• _To do_: Quote, word for word, the line containing "Output a JSON" and all lines that follow it to the end of the records, with no pictures.

• _Supplied material_:
┌──

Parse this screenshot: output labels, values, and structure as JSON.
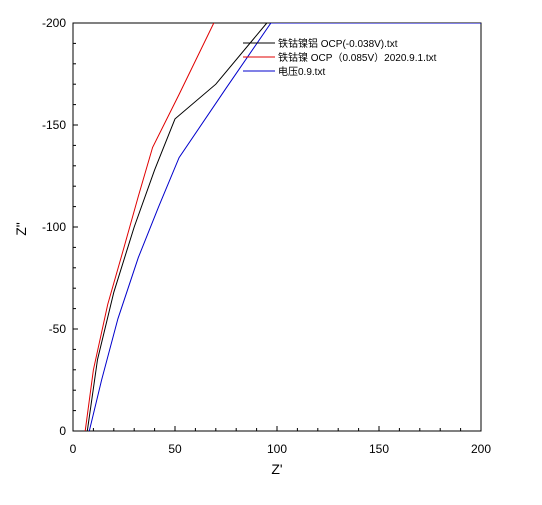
{
  "chart_data": {
    "type": "line",
    "xlabel": "Z'",
    "ylabel": "Z\"",
    "xlim": [
      0,
      200
    ],
    "ylim": [
      0,
      -200
    ],
    "y_axis_inverted": true,
    "grid": false,
    "legend_position": "top-right",
    "x_ticks": [
      "0",
      "50",
      "100",
      "150",
      "200"
    ],
    "y_ticks": [
      "0",
      "-50",
      "-100",
      "-150",
      "-200"
    ],
    "series": [
      {
        "name": "铁钴镍铝 OCP(-0.038V).txt",
        "color": "#000000",
        "points": [
          [
            7,
            0
          ],
          [
            12,
            -35
          ],
          [
            20,
            -68
          ],
          [
            30,
            -100
          ],
          [
            40,
            -128
          ],
          [
            50,
            -153
          ],
          [
            70,
            -170
          ],
          [
            95,
            -200
          ]
        ]
      },
      {
        "name": "铁钴镍 OCP（0.085V）2020.9.1.txt",
        "color": "#e00000",
        "points": [
          [
            6,
            0
          ],
          [
            10,
            -30
          ],
          [
            17,
            -62
          ],
          [
            25,
            -90
          ],
          [
            32,
            -115
          ],
          [
            39,
            -139
          ],
          [
            52,
            -165
          ],
          [
            69,
            -200
          ]
        ]
      },
      {
        "name": "电压0.9.txt",
        "color": "#0000cc",
        "points": [
          [
            8,
            0
          ],
          [
            14,
            -25
          ],
          [
            22,
            -55
          ],
          [
            32,
            -85
          ],
          [
            42,
            -110
          ],
          [
            52,
            -134
          ],
          [
            75,
            -168
          ],
          [
            97,
            -200
          ],
          [
            200,
            -200
          ]
        ]
      }
    ]
  }
}
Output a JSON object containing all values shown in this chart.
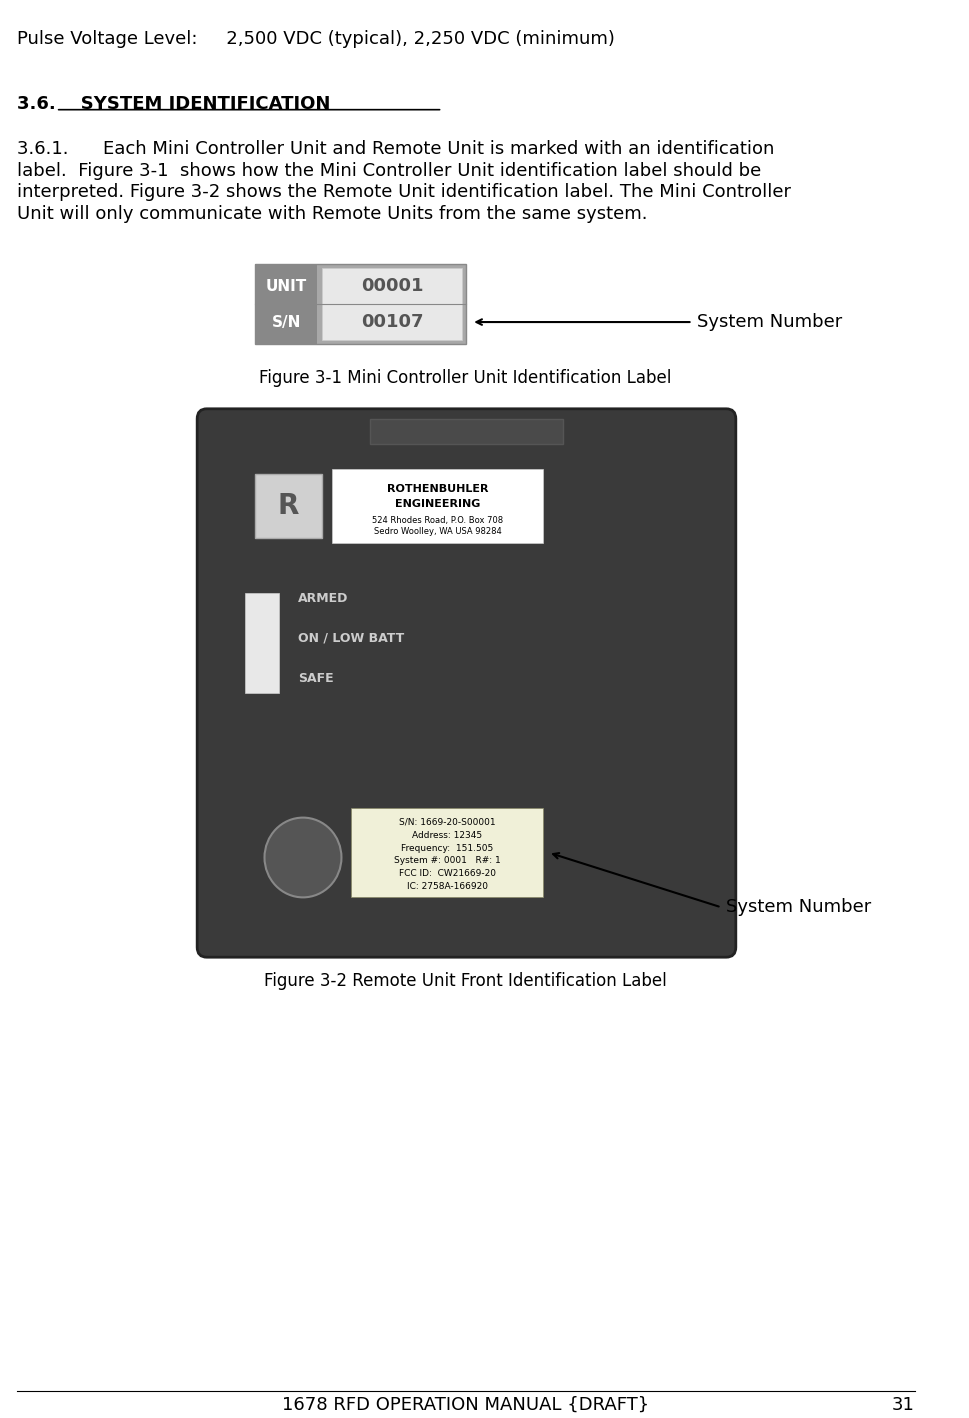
{
  "bg_color": "#ffffff",
  "header_text": "Pulse Voltage Level:     2,500 VDC (typical), 2,250 VDC (minimum)",
  "section_heading": "3.6.    SYSTEM IDENTIFICATION",
  "para_361": "3.6.1.      Each Mini Controller Unit and Remote Unit is marked with an identification label.  Figure 3-1  shows how the Mini Controller Unit identification label should be interpreted. Figure 3-2 shows the Remote Unit identification label. The Mini Controller Unit will only communicate with Remote Units from the same system.",
  "fig1_caption": "Figure 3-1 Mini Controller Unit Identification Label",
  "fig2_caption": "Figure 3-2 Remote Unit Front Identification Label",
  "footer_text": "1678 RFD OPERATION MANUAL {DRAFT}",
  "footer_page": "31",
  "label1_unit_text": "UNIT",
  "label1_sn_text": "S/N",
  "label1_unit_val": "00001",
  "label1_sn_val": "00107",
  "label1_bg": "#a0a0a0",
  "label1_box_bg": "#d0d0d0",
  "label1_text_color": "#ffffff",
  "label1_val_color": "#555555",
  "system_number_label": "System Number",
  "remote_label_sn": "S/N: 1669-20-S00001",
  "remote_label_addr": "Address: 12345",
  "remote_label_freq": "Frequency:  151.505",
  "remote_label_sys": "System #: 0001   R#: 1",
  "remote_label_fcc": "FCC ID:  CW21669-20",
  "remote_label_ic": "IC: 2758A-166920",
  "remote_bg": "#3a3a3a",
  "remote_label_bg": "#f0f0f0",
  "font_size_body": 13,
  "font_size_small": 10,
  "font_size_caption": 12
}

└──

• _Result of the task_:
Output a JSON object containing all values shown in this chart.
{
  "bg_color": "#ffffff",
  "header_text": "Pulse Voltage Level:     2,500 VDC (typical), 2,250 VDC (minimum)",
  "section_heading": "3.6.    SYSTEM IDENTIFICATION",
  "para_361": "3.6.1.      Each Mini Controller Unit and Remote Unit is marked with an identification label.  Figure 3-1  shows how the Mini Controller Unit identification label should be interpreted. Figure 3-2 shows the Remote Unit identification label. The Mini Controller Unit will only communicate with Remote Units from the same system.",
  "fig1_caption": "Figure 3-1 Mini Controller Unit Identification Label",
  "fig2_caption": "Figure 3-2 Remote Unit Front Identification Label",
  "footer_text": "1678 RFD OPERATION MANUAL {DRAFT}",
  "footer_page": "31",
  "label1_unit_text": "UNIT",
  "label1_sn_text": "S/N",
  "label1_unit_val": "00001",
  "label1_sn_val": "00107",
  "label1_bg": "#a0a0a0",
  "label1_box_bg": "#d0d0d0",
  "label1_text_color": "#ffffff",
  "label1_val_color": "#555555",
  "system_number_label": "System Number",
  "remote_label_sn": "S/N: 1669-20-S00001",
  "remote_label_addr": "Address: 12345",
  "remote_label_freq": "Frequency:  151.505",
  "remote_label_sys": "System #: 0001   R#: 1",
  "remote_label_fcc": "FCC ID:  CW21669-20",
  "remote_label_ic": "IC: 2758A-166920",
  "remote_bg": "#3a3a3a",
  "remote_label_bg": "#f0f0f0",
  "font_size_body": 13,
  "font_size_small": 10,
  "font_size_caption": 12
}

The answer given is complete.